### DATA LINES:

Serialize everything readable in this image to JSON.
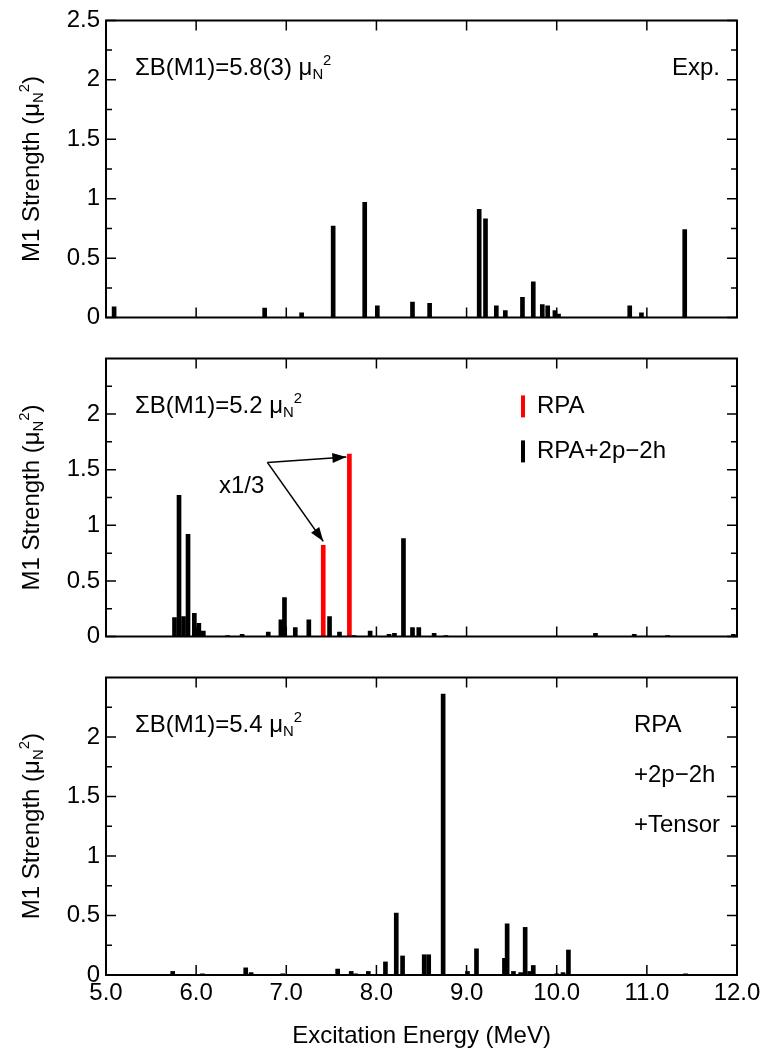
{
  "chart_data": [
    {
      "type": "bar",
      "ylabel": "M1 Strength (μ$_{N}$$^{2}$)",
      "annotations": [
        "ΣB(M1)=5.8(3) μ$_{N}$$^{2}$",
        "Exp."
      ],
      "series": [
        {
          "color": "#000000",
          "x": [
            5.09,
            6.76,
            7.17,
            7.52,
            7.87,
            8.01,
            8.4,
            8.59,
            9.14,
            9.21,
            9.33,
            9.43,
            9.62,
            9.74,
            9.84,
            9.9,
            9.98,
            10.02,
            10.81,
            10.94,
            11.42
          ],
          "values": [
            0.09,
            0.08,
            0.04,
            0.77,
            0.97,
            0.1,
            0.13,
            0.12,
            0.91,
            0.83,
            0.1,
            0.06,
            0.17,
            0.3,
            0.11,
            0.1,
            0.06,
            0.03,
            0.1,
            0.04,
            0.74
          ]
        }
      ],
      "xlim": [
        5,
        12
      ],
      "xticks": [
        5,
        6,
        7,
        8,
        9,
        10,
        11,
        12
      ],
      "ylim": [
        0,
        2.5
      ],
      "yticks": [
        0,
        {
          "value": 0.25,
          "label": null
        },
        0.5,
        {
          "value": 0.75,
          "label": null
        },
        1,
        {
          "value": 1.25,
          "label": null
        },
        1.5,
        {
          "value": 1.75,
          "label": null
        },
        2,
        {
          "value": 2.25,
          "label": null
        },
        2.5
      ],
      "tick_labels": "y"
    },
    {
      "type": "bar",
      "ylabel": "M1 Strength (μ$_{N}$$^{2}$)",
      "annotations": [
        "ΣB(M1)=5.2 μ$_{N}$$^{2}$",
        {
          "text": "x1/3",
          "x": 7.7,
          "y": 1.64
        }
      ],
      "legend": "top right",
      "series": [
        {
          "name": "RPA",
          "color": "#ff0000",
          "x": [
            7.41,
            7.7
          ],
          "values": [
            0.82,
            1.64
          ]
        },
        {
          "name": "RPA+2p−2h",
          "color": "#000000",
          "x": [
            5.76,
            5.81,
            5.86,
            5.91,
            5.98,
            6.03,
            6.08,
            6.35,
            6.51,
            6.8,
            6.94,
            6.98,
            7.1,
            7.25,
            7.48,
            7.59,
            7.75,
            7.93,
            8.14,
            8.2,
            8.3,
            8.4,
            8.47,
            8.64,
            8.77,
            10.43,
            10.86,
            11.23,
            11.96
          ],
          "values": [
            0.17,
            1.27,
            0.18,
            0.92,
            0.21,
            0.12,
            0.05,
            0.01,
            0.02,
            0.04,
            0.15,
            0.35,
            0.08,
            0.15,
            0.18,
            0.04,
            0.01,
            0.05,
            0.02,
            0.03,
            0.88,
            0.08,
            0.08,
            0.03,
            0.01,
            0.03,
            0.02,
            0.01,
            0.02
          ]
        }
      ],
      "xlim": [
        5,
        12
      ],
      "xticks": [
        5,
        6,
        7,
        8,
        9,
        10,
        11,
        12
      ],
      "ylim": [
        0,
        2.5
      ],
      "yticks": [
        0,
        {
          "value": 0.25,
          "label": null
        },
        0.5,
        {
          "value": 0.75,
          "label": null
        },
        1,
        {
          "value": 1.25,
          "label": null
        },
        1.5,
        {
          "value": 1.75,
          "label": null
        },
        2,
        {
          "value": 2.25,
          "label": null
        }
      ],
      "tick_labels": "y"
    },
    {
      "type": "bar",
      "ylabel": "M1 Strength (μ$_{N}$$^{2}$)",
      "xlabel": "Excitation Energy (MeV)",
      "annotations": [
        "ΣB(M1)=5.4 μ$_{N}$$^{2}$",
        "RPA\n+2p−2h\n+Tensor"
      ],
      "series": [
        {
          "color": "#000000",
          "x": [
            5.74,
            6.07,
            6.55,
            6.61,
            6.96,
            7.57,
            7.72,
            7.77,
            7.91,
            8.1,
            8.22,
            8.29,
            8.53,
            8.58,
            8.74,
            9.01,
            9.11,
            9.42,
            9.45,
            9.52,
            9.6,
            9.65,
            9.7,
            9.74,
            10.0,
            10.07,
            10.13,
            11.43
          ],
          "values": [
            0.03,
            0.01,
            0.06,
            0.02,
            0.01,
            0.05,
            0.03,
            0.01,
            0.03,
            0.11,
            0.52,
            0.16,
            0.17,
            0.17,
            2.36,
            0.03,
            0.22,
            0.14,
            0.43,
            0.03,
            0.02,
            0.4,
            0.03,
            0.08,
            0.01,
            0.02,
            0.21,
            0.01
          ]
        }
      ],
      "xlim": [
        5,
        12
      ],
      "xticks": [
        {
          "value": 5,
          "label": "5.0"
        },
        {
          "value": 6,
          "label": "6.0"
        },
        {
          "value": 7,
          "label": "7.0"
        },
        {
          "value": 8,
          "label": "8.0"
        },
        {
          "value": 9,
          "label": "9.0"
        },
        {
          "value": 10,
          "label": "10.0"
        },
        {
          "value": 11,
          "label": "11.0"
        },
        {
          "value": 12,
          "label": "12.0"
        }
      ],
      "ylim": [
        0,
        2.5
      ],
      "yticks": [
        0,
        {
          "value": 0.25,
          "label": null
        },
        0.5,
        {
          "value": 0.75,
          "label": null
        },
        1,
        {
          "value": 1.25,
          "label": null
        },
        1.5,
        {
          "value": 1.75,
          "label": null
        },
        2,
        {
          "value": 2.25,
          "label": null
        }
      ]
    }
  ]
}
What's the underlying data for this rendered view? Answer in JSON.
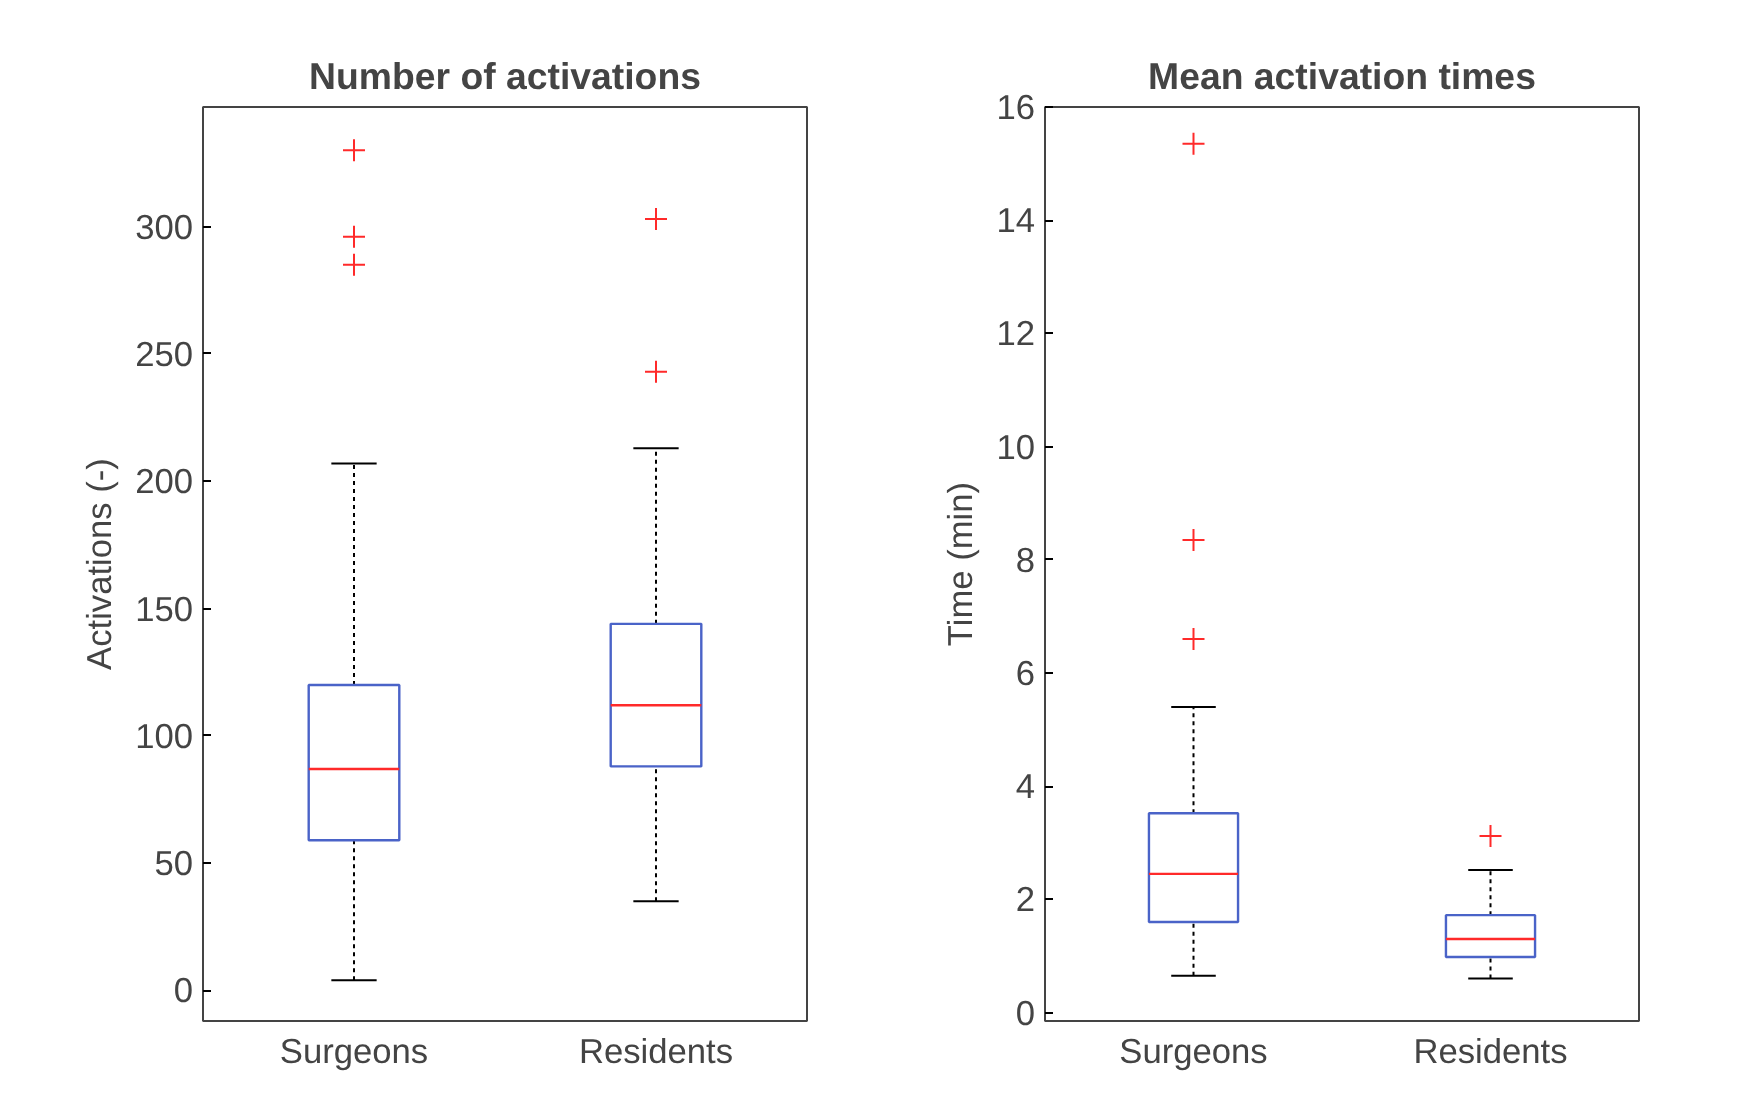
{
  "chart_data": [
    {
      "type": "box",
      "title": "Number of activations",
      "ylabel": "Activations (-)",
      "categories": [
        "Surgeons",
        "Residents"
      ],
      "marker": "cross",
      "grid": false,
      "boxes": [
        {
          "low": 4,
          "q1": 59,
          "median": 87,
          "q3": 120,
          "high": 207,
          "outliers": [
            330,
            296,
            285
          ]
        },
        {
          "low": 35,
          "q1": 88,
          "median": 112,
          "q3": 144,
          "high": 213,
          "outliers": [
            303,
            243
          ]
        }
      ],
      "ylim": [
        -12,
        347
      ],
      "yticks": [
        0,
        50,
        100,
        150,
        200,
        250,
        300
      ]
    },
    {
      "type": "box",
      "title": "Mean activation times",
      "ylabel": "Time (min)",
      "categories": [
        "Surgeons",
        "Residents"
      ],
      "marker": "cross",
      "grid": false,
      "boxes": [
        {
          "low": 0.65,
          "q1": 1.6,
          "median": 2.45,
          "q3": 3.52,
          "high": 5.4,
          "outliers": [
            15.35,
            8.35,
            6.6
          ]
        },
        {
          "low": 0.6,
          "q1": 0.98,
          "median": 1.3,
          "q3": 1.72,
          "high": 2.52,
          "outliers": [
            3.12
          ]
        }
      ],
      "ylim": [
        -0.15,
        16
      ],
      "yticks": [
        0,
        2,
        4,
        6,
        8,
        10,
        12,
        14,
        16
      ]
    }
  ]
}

* * *

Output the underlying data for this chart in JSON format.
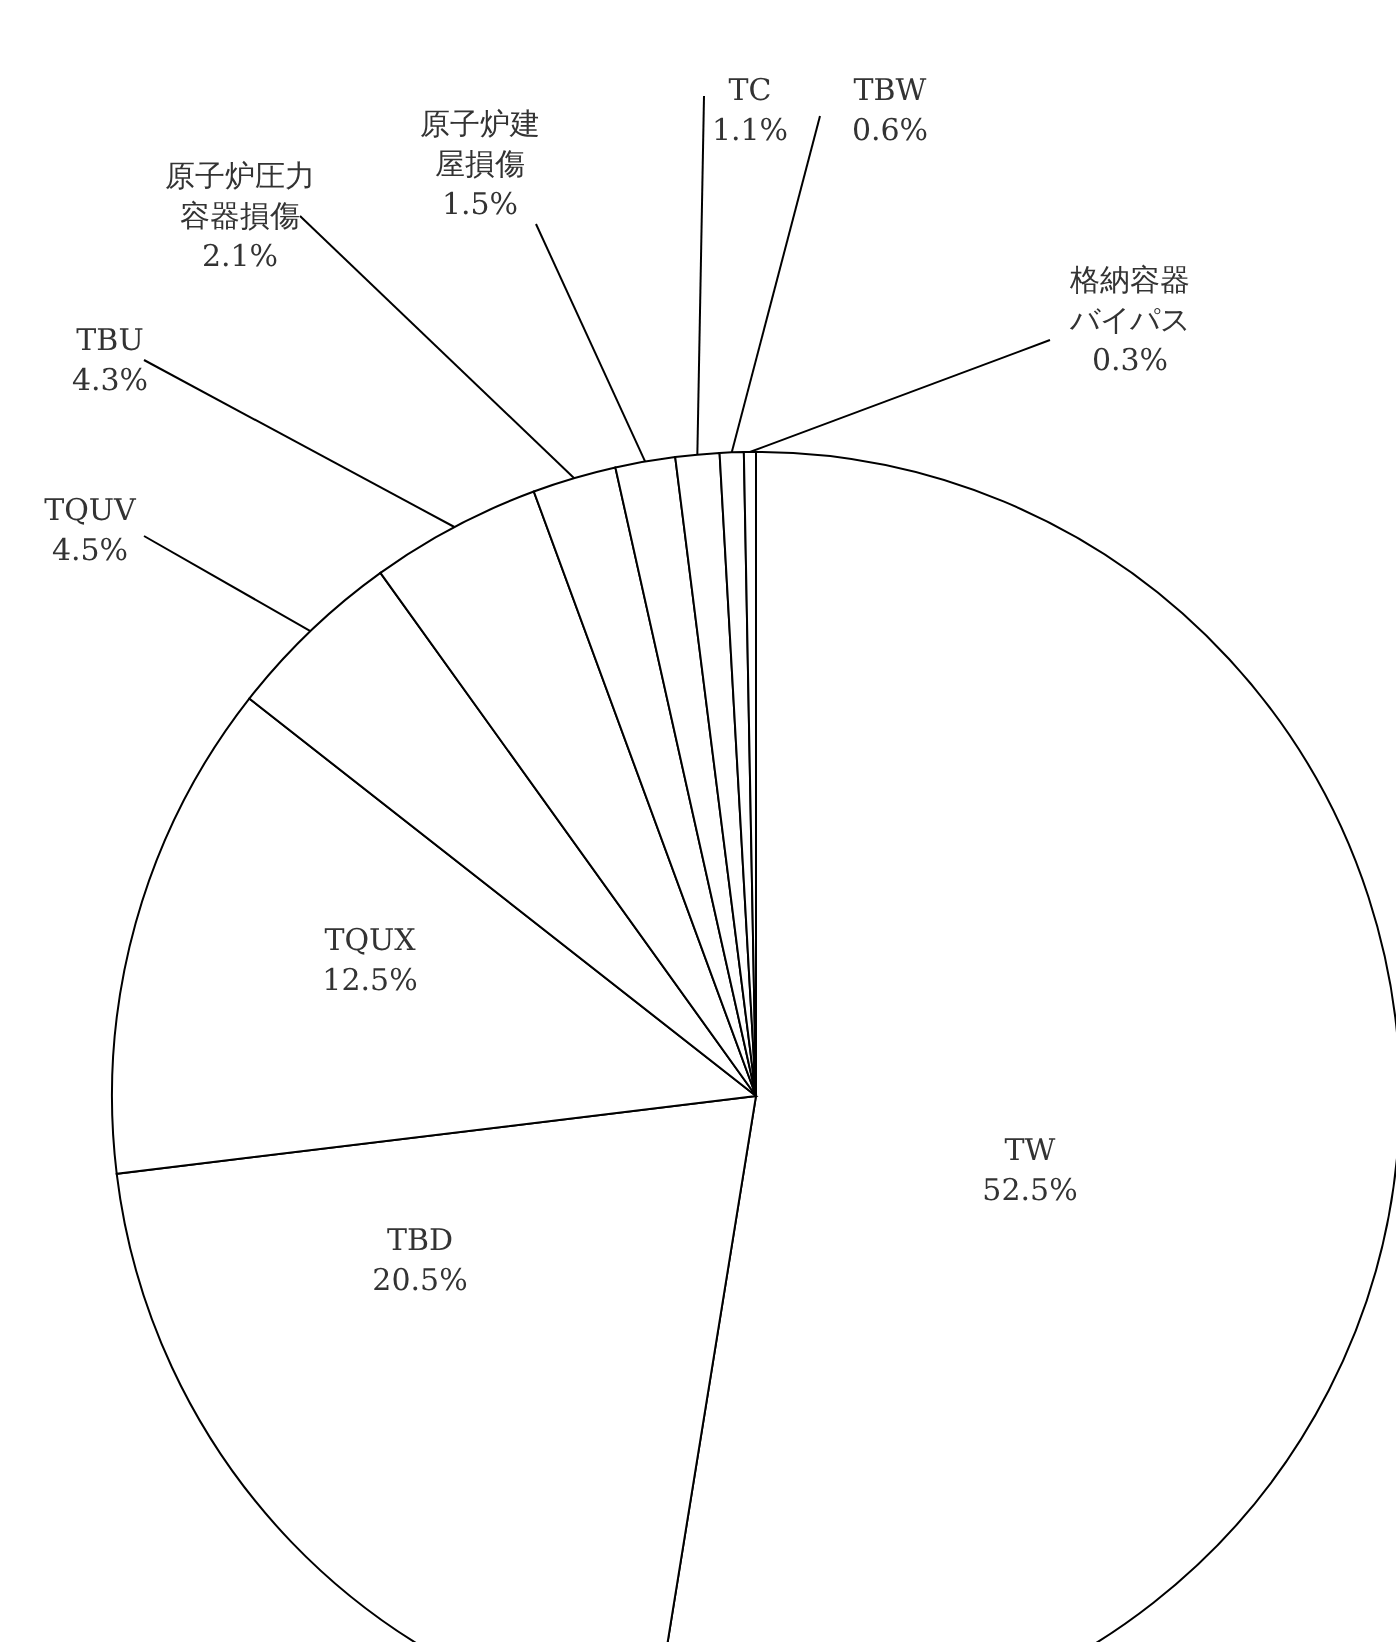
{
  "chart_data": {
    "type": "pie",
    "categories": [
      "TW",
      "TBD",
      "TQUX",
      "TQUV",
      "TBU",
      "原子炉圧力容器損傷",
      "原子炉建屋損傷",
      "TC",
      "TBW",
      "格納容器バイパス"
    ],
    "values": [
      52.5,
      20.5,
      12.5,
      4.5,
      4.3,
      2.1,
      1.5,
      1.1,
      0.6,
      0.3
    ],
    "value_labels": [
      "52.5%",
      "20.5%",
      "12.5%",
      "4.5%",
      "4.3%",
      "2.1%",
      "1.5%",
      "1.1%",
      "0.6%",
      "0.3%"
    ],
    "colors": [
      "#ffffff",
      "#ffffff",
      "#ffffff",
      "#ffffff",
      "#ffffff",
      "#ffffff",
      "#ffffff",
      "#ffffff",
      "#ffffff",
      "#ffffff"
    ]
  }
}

### DIRECTION:
Find and copy every line in the entries above where the string "this" occurs.

### COMPLETED TASK:
Serialize everything readable in this image to JSON.
What's the underlying data for this rendered view? Answer in JSON.
Output the underlying data for this chart in JSON format.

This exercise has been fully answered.